** Start Dataset rows **
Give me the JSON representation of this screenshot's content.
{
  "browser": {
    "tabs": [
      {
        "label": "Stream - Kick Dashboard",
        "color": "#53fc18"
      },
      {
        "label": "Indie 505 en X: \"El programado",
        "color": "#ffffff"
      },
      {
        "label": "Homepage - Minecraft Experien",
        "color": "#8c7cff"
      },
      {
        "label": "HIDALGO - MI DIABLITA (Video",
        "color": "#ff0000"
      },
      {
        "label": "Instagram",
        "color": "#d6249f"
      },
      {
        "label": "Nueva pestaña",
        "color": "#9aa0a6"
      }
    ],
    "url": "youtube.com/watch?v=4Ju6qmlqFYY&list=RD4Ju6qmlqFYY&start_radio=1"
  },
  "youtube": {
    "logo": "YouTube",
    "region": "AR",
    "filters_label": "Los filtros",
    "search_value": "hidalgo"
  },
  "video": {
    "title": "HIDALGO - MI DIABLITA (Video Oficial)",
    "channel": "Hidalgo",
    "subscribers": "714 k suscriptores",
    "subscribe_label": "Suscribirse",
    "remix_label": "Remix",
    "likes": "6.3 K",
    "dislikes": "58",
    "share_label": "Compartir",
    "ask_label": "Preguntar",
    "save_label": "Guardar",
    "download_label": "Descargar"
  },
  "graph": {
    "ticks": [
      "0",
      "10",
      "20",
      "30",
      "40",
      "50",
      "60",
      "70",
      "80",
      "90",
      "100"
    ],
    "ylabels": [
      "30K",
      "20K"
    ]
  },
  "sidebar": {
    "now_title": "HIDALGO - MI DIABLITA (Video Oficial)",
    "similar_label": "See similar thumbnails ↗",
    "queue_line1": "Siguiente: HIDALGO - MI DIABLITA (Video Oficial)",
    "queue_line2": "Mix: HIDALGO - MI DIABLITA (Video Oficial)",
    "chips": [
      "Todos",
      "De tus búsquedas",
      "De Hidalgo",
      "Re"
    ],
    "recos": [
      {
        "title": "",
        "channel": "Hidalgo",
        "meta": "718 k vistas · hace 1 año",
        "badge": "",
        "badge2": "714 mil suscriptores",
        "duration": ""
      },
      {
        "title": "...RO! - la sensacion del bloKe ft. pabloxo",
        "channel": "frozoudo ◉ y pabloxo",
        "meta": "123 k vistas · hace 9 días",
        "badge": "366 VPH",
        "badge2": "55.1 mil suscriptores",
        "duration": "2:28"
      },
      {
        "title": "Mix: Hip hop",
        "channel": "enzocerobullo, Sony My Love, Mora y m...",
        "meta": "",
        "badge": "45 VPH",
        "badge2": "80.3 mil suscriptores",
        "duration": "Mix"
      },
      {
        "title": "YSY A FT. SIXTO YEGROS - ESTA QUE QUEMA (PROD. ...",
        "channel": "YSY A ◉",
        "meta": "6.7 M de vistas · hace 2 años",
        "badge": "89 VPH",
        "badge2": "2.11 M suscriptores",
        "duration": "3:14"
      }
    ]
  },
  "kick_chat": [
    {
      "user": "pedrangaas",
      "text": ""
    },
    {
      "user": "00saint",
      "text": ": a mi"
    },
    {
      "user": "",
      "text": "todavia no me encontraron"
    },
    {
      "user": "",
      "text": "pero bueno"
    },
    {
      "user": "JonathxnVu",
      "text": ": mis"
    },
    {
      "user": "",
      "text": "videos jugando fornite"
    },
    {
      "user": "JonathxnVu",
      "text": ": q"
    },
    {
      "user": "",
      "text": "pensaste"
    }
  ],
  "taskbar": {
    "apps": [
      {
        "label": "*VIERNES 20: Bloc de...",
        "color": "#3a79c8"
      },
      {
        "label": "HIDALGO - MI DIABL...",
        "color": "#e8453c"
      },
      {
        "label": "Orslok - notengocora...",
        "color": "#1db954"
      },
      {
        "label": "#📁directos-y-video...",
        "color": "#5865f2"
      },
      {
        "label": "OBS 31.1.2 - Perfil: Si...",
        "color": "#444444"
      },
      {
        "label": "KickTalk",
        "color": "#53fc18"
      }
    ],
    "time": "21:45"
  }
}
** End Dataset rows **
### [Given problem]
The word "suscriptores" may appear on some lines of these records; state how many such lines there are, and nothing else.

### [Reply to the task]
5